* _Task prompt_:
Where a line in the listing contains the string "Ventilation", copy that line out.

* _Source material_:
▬▬▬▬▬▬

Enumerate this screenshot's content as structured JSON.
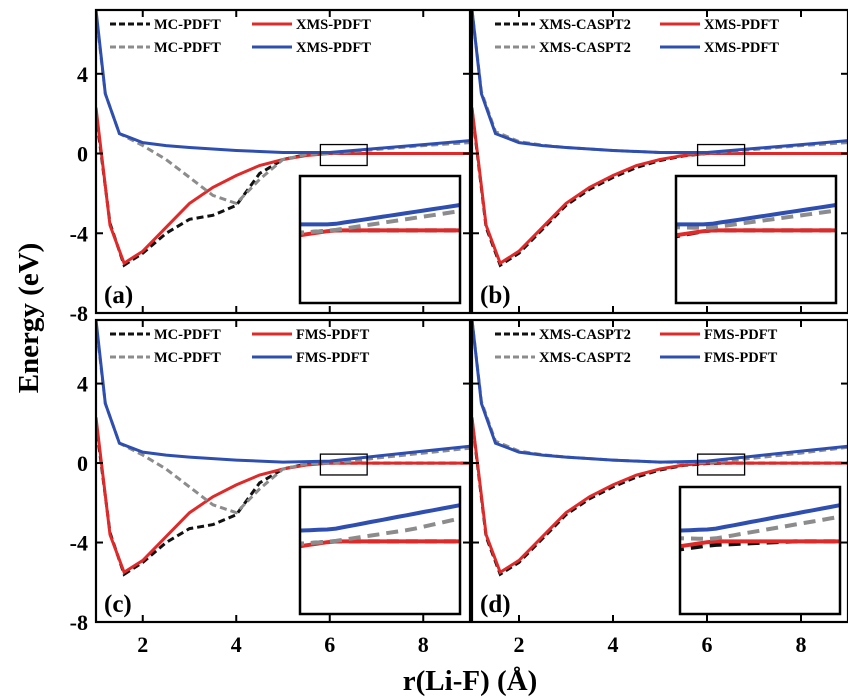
{
  "axes": {
    "ylabel": "Energy (eV)",
    "xlabel": "r(Li-F) (Å)",
    "xticks": [
      "2",
      "4",
      "6",
      "8"
    ],
    "yticks": [
      "4",
      "0",
      "-4",
      "-8"
    ]
  },
  "colors": {
    "black": "#111111",
    "gray": "#8c8c8c",
    "red": "#e02a2a",
    "blue": "#2f4fb0"
  },
  "chart_data": [
    {
      "type": "line",
      "label": "(a)",
      "xlim": [
        1,
        9
      ],
      "ylim": [
        -8,
        7.2
      ],
      "legend": [
        "MC-PDFT",
        "XMS-PDFT",
        "MC-PDFT",
        "XMS-PDFT"
      ],
      "series": [
        {
          "name": "MC-PDFT",
          "style": "dash",
          "color": "black",
          "x": [
            1.0,
            1.3,
            1.6,
            2.0,
            2.5,
            3.0,
            3.5,
            4.0,
            4.5,
            5.0,
            5.5,
            6.0,
            6.5,
            7.0,
            8.0,
            9.0
          ],
          "y": [
            2.0,
            -3.5,
            -5.6,
            -5.0,
            -4.0,
            -3.3,
            -3.1,
            -2.6,
            -1.0,
            -0.3,
            -0.05,
            0.0,
            0.0,
            0.0,
            0.0,
            0.0
          ]
        },
        {
          "name": "XMS-PDFT",
          "style": "solid",
          "color": "red",
          "x": [
            1.0,
            1.3,
            1.6,
            2.0,
            2.5,
            3.0,
            3.5,
            4.0,
            4.5,
            5.0,
            5.5,
            6.0,
            6.5,
            7.0,
            8.0,
            9.0
          ],
          "y": [
            2.3,
            -3.6,
            -5.5,
            -4.9,
            -3.7,
            -2.5,
            -1.7,
            -1.1,
            -0.6,
            -0.3,
            -0.1,
            0.0,
            0.0,
            0.0,
            0.0,
            0.0
          ]
        },
        {
          "name": "MC-PDFT",
          "style": "dash",
          "color": "gray",
          "x": [
            1.0,
            1.2,
            1.5,
            2.0,
            2.5,
            3.0,
            3.5,
            4.0,
            4.5,
            5.0,
            5.5,
            6.0,
            6.5,
            7.0,
            8.0,
            9.0
          ],
          "y": [
            7.0,
            3.0,
            1.0,
            0.4,
            -0.3,
            -1.2,
            -2.1,
            -2.5,
            -1.3,
            -0.3,
            -0.05,
            0.0,
            0.1,
            0.2,
            0.4,
            0.55
          ]
        },
        {
          "name": "XMS-PDFT",
          "style": "solid",
          "color": "blue",
          "x": [
            1.0,
            1.2,
            1.5,
            2.0,
            2.5,
            3.0,
            4.0,
            5.0,
            6.0,
            7.0,
            8.0,
            9.0
          ],
          "y": [
            7.2,
            3.0,
            1.0,
            0.55,
            0.4,
            0.3,
            0.15,
            0.05,
            0.05,
            0.25,
            0.45,
            0.65
          ]
        }
      ]
    },
    {
      "type": "line",
      "label": "(b)",
      "xlim": [
        1,
        9
      ],
      "ylim": [
        -8,
        7.2
      ],
      "legend": [
        "XMS-CASPT2",
        "XMS-PDFT",
        "XMS-CASPT2",
        "XMS-PDFT"
      ],
      "series": [
        {
          "name": "XMS-CASPT2",
          "style": "dash",
          "color": "black",
          "x": [
            1.0,
            1.3,
            1.6,
            2.0,
            2.5,
            3.0,
            3.5,
            4.0,
            4.5,
            5.0,
            5.5,
            6.0,
            6.5,
            7.0,
            8.0,
            9.0
          ],
          "y": [
            2.2,
            -3.7,
            -5.6,
            -5.0,
            -3.8,
            -2.6,
            -1.8,
            -1.2,
            -0.7,
            -0.35,
            -0.12,
            0.0,
            0.0,
            0.0,
            0.0,
            0.0
          ]
        },
        {
          "name": "XMS-PDFT",
          "style": "solid",
          "color": "red",
          "x": [
            1.0,
            1.3,
            1.6,
            2.0,
            2.5,
            3.0,
            3.5,
            4.0,
            4.5,
            5.0,
            5.5,
            6.0,
            6.5,
            7.0,
            8.0,
            9.0
          ],
          "y": [
            2.3,
            -3.6,
            -5.5,
            -4.9,
            -3.7,
            -2.5,
            -1.7,
            -1.1,
            -0.6,
            -0.3,
            -0.1,
            0.0,
            0.0,
            0.0,
            0.0,
            0.0
          ]
        },
        {
          "name": "XMS-CASPT2",
          "style": "dash",
          "color": "gray",
          "x": [
            1.0,
            1.2,
            1.5,
            2.0,
            2.5,
            3.0,
            4.0,
            5.0,
            6.0,
            7.0,
            8.0,
            9.0
          ],
          "y": [
            7.2,
            3.1,
            1.1,
            0.6,
            0.42,
            0.3,
            0.15,
            0.05,
            0.02,
            0.2,
            0.4,
            0.55
          ]
        },
        {
          "name": "XMS-PDFT",
          "style": "solid",
          "color": "blue",
          "x": [
            1.0,
            1.2,
            1.5,
            2.0,
            2.5,
            3.0,
            4.0,
            5.0,
            6.0,
            7.0,
            8.0,
            9.0
          ],
          "y": [
            7.2,
            3.0,
            1.0,
            0.55,
            0.4,
            0.3,
            0.15,
            0.05,
            0.05,
            0.25,
            0.45,
            0.65
          ]
        }
      ]
    },
    {
      "type": "line",
      "label": "(c)",
      "xlim": [
        1,
        9
      ],
      "ylim": [
        -8,
        7.2
      ],
      "legend": [
        "MC-PDFT",
        "FMS-PDFT",
        "MC-PDFT",
        "FMS-PDFT"
      ],
      "series": [
        {
          "name": "MC-PDFT",
          "style": "dash",
          "color": "black",
          "x": [
            1.0,
            1.3,
            1.6,
            2.0,
            2.5,
            3.0,
            3.5,
            4.0,
            4.5,
            5.0,
            5.5,
            6.0,
            6.5,
            7.0,
            8.0,
            9.0
          ],
          "y": [
            2.0,
            -3.5,
            -5.6,
            -5.0,
            -4.0,
            -3.3,
            -3.1,
            -2.6,
            -1.0,
            -0.3,
            -0.05,
            0.0,
            0.0,
            0.0,
            0.0,
            0.0
          ]
        },
        {
          "name": "FMS-PDFT",
          "style": "solid",
          "color": "red",
          "x": [
            1.0,
            1.3,
            1.6,
            2.0,
            2.5,
            3.0,
            3.5,
            4.0,
            4.5,
            5.0,
            5.5,
            6.0,
            6.5,
            7.0,
            8.0,
            9.0
          ],
          "y": [
            2.3,
            -3.6,
            -5.5,
            -4.9,
            -3.7,
            -2.5,
            -1.7,
            -1.1,
            -0.6,
            -0.3,
            -0.1,
            0.0,
            0.0,
            0.0,
            0.0,
            0.0
          ]
        },
        {
          "name": "MC-PDFT",
          "style": "dash",
          "color": "gray",
          "x": [
            1.0,
            1.2,
            1.5,
            2.0,
            2.5,
            3.0,
            3.5,
            4.0,
            4.5,
            5.0,
            5.5,
            6.0,
            6.5,
            7.0,
            8.0,
            9.0
          ],
          "y": [
            7.0,
            3.0,
            1.0,
            0.4,
            -0.3,
            -1.2,
            -2.1,
            -2.5,
            -1.3,
            -0.3,
            -0.05,
            0.0,
            0.1,
            0.25,
            0.5,
            0.75
          ]
        },
        {
          "name": "FMS-PDFT",
          "style": "solid",
          "color": "blue",
          "x": [
            1.0,
            1.2,
            1.5,
            2.0,
            2.5,
            3.0,
            4.0,
            5.0,
            6.0,
            7.0,
            8.0,
            9.0
          ],
          "y": [
            7.2,
            3.0,
            1.0,
            0.55,
            0.4,
            0.3,
            0.15,
            0.05,
            0.1,
            0.35,
            0.6,
            0.85
          ]
        }
      ]
    },
    {
      "type": "line",
      "label": "(d)",
      "xlim": [
        1,
        9
      ],
      "ylim": [
        -8,
        7.2
      ],
      "legend": [
        "XMS-CASPT2",
        "FMS-PDFT",
        "XMS-CASPT2",
        "FMS-PDFT"
      ],
      "series": [
        {
          "name": "XMS-CASPT2",
          "style": "dash",
          "color": "black",
          "x": [
            1.0,
            1.3,
            1.6,
            2.0,
            2.5,
            3.0,
            3.5,
            4.0,
            4.5,
            5.0,
            5.5,
            6.0,
            6.5,
            7.0,
            8.0,
            9.0
          ],
          "y": [
            2.2,
            -3.7,
            -5.6,
            -5.0,
            -3.8,
            -2.6,
            -1.8,
            -1.2,
            -0.7,
            -0.35,
            -0.12,
            -0.03,
            0.0,
            0.0,
            0.0,
            0.0
          ]
        },
        {
          "name": "FMS-PDFT",
          "style": "solid",
          "color": "red",
          "x": [
            1.0,
            1.3,
            1.6,
            2.0,
            2.5,
            3.0,
            3.5,
            4.0,
            4.5,
            5.0,
            5.5,
            6.0,
            6.5,
            7.0,
            8.0,
            9.0
          ],
          "y": [
            2.3,
            -3.6,
            -5.5,
            -4.9,
            -3.7,
            -2.5,
            -1.7,
            -1.1,
            -0.6,
            -0.3,
            -0.1,
            0.0,
            0.0,
            0.0,
            0.0,
            0.0
          ]
        },
        {
          "name": "XMS-CASPT2",
          "style": "dash",
          "color": "gray",
          "x": [
            1.0,
            1.2,
            1.5,
            2.0,
            2.5,
            3.0,
            4.0,
            5.0,
            6.0,
            7.0,
            8.0,
            9.0
          ],
          "y": [
            7.2,
            3.1,
            1.1,
            0.6,
            0.42,
            0.3,
            0.15,
            0.05,
            0.02,
            0.25,
            0.5,
            0.8
          ]
        },
        {
          "name": "FMS-PDFT",
          "style": "solid",
          "color": "blue",
          "x": [
            1.0,
            1.2,
            1.5,
            2.0,
            2.5,
            3.0,
            4.0,
            5.0,
            6.0,
            7.0,
            8.0,
            9.0
          ],
          "y": [
            7.2,
            3.0,
            1.0,
            0.55,
            0.4,
            0.3,
            0.15,
            0.05,
            0.1,
            0.35,
            0.6,
            0.85
          ]
        }
      ]
    }
  ]
}
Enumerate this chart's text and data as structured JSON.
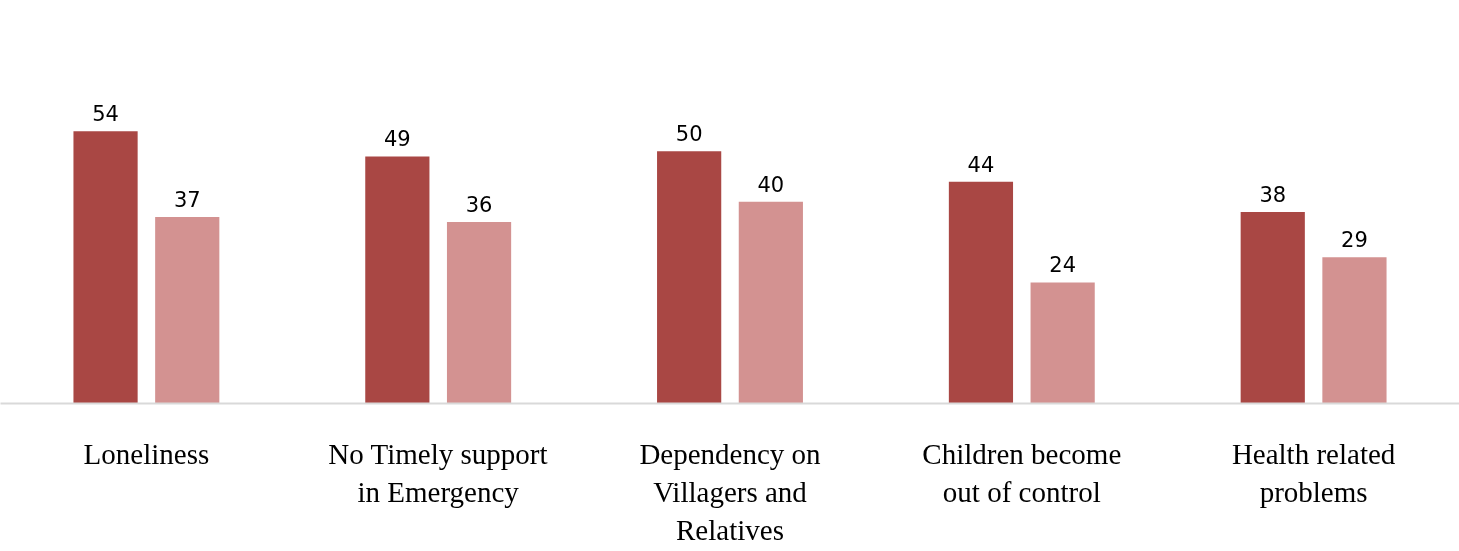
{
  "chart_data": {
    "type": "bar",
    "categories": [
      "Loneliness",
      "No Timely support in Emergency",
      "Dependency on Villagers and Relatives",
      "Children become out of control",
      "Health related problems"
    ],
    "series": [
      {
        "color": "#a94744",
        "values": [
          54,
          49,
          50,
          44,
          38
        ]
      },
      {
        "color": "#d39291",
        "values": [
          37,
          36,
          40,
          24,
          29
        ]
      }
    ],
    "data_labels": true,
    "grid": false
  }
}
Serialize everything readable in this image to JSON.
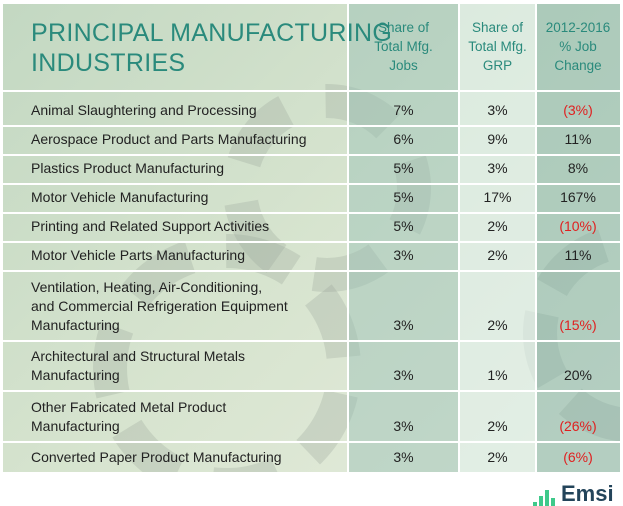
{
  "title_line1": "PRINCIPAL MANUFACTURING",
  "title_line2": "INDUSTRIES",
  "headers": [
    "Share of Total Mfg. Jobs",
    "Share of Total Mfg. GRP",
    "2012-2016 % Job Change"
  ],
  "header_lines": [
    [
      "Share of",
      "Total Mfg.",
      "Jobs"
    ],
    [
      "Share of",
      "Total Mfg.",
      "GRP"
    ],
    [
      "2012-2016",
      "% Job",
      "Change"
    ]
  ],
  "rows": [
    {
      "lines": [
        "Animal Slaughtering and Processing"
      ],
      "jobs": "7%",
      "grp": "3%",
      "change": "(3%)",
      "negative": true
    },
    {
      "lines": [
        "Aerospace Product and Parts Manufacturing"
      ],
      "jobs": "6%",
      "grp": "9%",
      "change": "11%",
      "negative": false
    },
    {
      "lines": [
        "Plastics Product Manufacturing"
      ],
      "jobs": "5%",
      "grp": "3%",
      "change": "8%",
      "negative": false
    },
    {
      "lines": [
        "Motor Vehicle Manufacturing"
      ],
      "jobs": "5%",
      "grp": "17%",
      "change": "167%",
      "negative": false
    },
    {
      "lines": [
        "Printing and Related Support Activities"
      ],
      "jobs": "5%",
      "grp": "2%",
      "change": "(10%)",
      "negative": true
    },
    {
      "lines": [
        "Motor Vehicle Parts Manufacturing"
      ],
      "jobs": "3%",
      "grp": "2%",
      "change": "11%",
      "negative": false
    },
    {
      "lines": [
        "Ventilation, Heating, Air-Conditioning,",
        "and Commercial Refrigeration Equipment",
        "Manufacturing"
      ],
      "jobs": "3%",
      "grp": "2%",
      "change": "(15%)",
      "negative": true
    },
    {
      "lines": [
        "Architectural and Structural Metals",
        "Manufacturing"
      ],
      "jobs": "3%",
      "grp": "1%",
      "change": "20%",
      "negative": false
    },
    {
      "lines": [
        "Other Fabricated Metal Product",
        "Manufacturing"
      ],
      "jobs": "3%",
      "grp": "2%",
      "change": "(26%)",
      "negative": true
    },
    {
      "lines": [
        "Converted Paper Product Manufacturing"
      ],
      "jobs": "3%",
      "grp": "2%",
      "change": "(6%)",
      "negative": true
    }
  ],
  "logo": "Emsi",
  "colors": {
    "title": "#2a8a7c",
    "negative": "#e02020",
    "logo": "#23445a",
    "logo_bars": "#3ec98a"
  },
  "chart_data": {
    "type": "table",
    "title": "PRINCIPAL MANUFACTURING INDUSTRIES",
    "columns": [
      "Share of Total Mfg. Jobs",
      "Share of Total Mfg. GRP",
      "2012-2016 % Job Change"
    ],
    "categories": [
      "Animal Slaughtering and Processing",
      "Aerospace Product and Parts Manufacturing",
      "Plastics Product Manufacturing",
      "Motor Vehicle Manufacturing",
      "Printing and Related Support Activities",
      "Motor Vehicle Parts Manufacturing",
      "Ventilation, Heating, Air-Conditioning, and Commercial Refrigeration Equipment Manufacturing",
      "Architectural and Structural Metals Manufacturing",
      "Other Fabricated Metal Product Manufacturing",
      "Converted Paper Product Manufacturing"
    ],
    "series": [
      {
        "name": "Share of Total Mfg. Jobs",
        "values": [
          7,
          6,
          5,
          5,
          5,
          3,
          3,
          3,
          3,
          3
        ]
      },
      {
        "name": "Share of Total Mfg. GRP",
        "values": [
          3,
          9,
          3,
          17,
          2,
          2,
          2,
          1,
          2,
          2
        ]
      },
      {
        "name": "2012-2016 % Job Change",
        "values": [
          -3,
          11,
          8,
          167,
          -10,
          11,
          -15,
          20,
          -26,
          -6
        ]
      }
    ]
  }
}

▬▬▬▬▬▬

* _Task response_:
        "Ventilation, Heating, Air-Conditioning,",
      "Ventilation, Heating, Air-Conditioning, and Commercial Refrigeration Equipment Manufacturing",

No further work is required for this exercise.